Data records:
——————————

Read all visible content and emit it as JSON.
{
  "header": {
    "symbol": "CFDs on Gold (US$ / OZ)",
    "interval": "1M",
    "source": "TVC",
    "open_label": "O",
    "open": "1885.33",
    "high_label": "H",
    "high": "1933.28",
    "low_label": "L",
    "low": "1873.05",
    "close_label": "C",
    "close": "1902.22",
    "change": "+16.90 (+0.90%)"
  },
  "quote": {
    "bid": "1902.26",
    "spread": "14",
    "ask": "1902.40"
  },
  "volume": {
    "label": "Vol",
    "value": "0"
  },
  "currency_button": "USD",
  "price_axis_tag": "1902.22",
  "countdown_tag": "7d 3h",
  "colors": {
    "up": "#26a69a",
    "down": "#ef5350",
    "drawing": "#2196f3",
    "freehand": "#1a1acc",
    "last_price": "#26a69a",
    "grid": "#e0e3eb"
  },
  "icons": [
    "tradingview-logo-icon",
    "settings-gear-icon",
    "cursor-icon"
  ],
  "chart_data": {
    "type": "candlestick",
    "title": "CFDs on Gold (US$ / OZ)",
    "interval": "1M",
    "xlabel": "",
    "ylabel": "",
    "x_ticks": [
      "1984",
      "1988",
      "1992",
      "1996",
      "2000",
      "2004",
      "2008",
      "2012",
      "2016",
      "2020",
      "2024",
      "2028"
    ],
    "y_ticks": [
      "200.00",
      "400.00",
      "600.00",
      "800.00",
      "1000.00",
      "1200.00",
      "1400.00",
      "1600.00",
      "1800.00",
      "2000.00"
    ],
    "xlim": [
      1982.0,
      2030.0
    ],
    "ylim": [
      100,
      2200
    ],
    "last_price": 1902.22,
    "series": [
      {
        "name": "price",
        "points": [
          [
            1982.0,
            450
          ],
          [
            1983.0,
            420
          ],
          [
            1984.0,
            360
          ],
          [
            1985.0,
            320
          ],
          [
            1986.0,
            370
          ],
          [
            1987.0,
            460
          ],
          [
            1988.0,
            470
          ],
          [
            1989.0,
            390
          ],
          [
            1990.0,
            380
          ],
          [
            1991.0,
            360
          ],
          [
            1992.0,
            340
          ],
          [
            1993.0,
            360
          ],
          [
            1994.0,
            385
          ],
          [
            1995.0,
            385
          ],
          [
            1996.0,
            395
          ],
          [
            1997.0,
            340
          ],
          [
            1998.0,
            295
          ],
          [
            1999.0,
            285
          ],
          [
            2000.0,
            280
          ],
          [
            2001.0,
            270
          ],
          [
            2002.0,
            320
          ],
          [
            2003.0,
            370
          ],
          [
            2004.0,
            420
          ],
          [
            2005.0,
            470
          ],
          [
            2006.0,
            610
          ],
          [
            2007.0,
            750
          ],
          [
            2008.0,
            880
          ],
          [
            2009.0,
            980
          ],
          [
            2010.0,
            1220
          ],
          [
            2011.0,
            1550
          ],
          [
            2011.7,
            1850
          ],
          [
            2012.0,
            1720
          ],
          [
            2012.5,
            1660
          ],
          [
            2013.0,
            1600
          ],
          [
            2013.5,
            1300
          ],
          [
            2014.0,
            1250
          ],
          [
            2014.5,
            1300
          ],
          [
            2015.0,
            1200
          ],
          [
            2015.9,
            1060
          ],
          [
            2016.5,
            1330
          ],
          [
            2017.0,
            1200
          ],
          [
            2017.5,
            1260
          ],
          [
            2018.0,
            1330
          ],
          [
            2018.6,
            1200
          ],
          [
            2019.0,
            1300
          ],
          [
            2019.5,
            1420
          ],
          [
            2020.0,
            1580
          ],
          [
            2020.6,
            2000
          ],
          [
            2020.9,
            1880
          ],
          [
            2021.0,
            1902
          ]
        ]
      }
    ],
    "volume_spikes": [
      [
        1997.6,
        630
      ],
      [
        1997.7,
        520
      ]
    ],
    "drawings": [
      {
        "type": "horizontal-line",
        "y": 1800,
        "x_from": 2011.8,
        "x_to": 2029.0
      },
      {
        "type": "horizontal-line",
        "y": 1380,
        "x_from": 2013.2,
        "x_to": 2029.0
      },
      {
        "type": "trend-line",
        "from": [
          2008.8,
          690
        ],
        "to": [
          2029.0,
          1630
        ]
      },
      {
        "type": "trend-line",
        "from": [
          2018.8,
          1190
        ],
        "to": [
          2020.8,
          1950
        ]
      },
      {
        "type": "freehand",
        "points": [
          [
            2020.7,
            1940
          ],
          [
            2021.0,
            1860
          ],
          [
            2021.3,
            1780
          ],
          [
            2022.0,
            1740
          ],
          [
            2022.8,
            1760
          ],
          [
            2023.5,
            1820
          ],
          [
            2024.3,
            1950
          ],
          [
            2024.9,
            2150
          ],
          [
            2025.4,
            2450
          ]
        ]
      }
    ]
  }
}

——————————

** What needs to be done **
Every line of the records that includes the word "Gold" should be gathered.

** Solution **
    "symbol": "CFDs on Gold (US$ / OZ)",
    "title": "CFDs on Gold (US$ / OZ)",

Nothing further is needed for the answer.